— Start Information given —
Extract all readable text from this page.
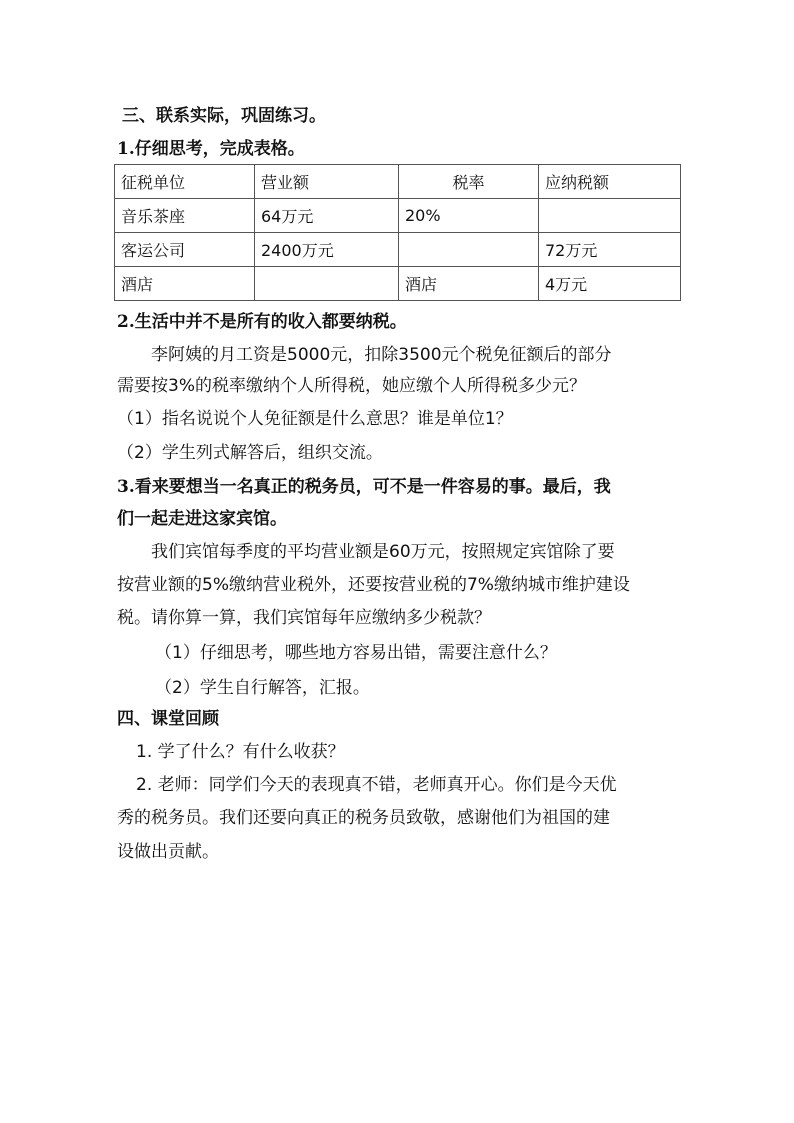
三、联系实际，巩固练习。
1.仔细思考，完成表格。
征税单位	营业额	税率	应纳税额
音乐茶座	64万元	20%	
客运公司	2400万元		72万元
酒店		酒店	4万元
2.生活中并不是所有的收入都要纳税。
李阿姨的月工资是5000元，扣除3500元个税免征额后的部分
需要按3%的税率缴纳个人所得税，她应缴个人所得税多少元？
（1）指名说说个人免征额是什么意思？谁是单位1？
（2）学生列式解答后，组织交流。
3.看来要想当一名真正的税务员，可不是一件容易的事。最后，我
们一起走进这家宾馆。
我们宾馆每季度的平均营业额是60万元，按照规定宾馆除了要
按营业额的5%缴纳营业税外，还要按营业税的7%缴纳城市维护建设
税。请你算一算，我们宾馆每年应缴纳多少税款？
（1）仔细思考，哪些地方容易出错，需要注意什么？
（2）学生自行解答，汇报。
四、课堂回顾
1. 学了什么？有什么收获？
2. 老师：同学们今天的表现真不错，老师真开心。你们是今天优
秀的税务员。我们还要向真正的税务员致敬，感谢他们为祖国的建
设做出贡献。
— End Information given —
● **Work required**: Return each line of the data, keeping its wording exact and omitting pictures.

● **Result of this task**:
Extract all readable text from this page.
三、联系实际，巩固练习。
1.仔细思考，完成表格。
征税单位	营业额	税率	应纳税额
音乐茶座	64万元	20%	
客运公司	2400万元		72万元
酒店		酒店	4万元
2.生活中并不是所有的收入都要纳税。
李阿姨的月工资是5000元，扣除3500元个税免征额后的部分
需要按3%的税率缴纳个人所得税，她应缴个人所得税多少元？
（1）指名说说个人免征额是什么意思？谁是单位1？
（2）学生列式解答后，组织交流。
3.看来要想当一名真正的税务员，可不是一件容易的事。最后，我
们一起走进这家宾馆。
我们宾馆每季度的平均营业额是60万元，按照规定宾馆除了要
按营业额的5%缴纳营业税外，还要按营业税的7%缴纳城市维护建设
税。请你算一算，我们宾馆每年应缴纳多少税款？
（1）仔细思考，哪些地方容易出错，需要注意什么？
（2）学生自行解答，汇报。
四、课堂回顾
1. 学了什么？有什么收获？
2. 老师：同学们今天的表现真不错，老师真开心。你们是今天优
秀的税务员。我们还要向真正的税务员致敬，感谢他们为祖国的建
设做出贡献。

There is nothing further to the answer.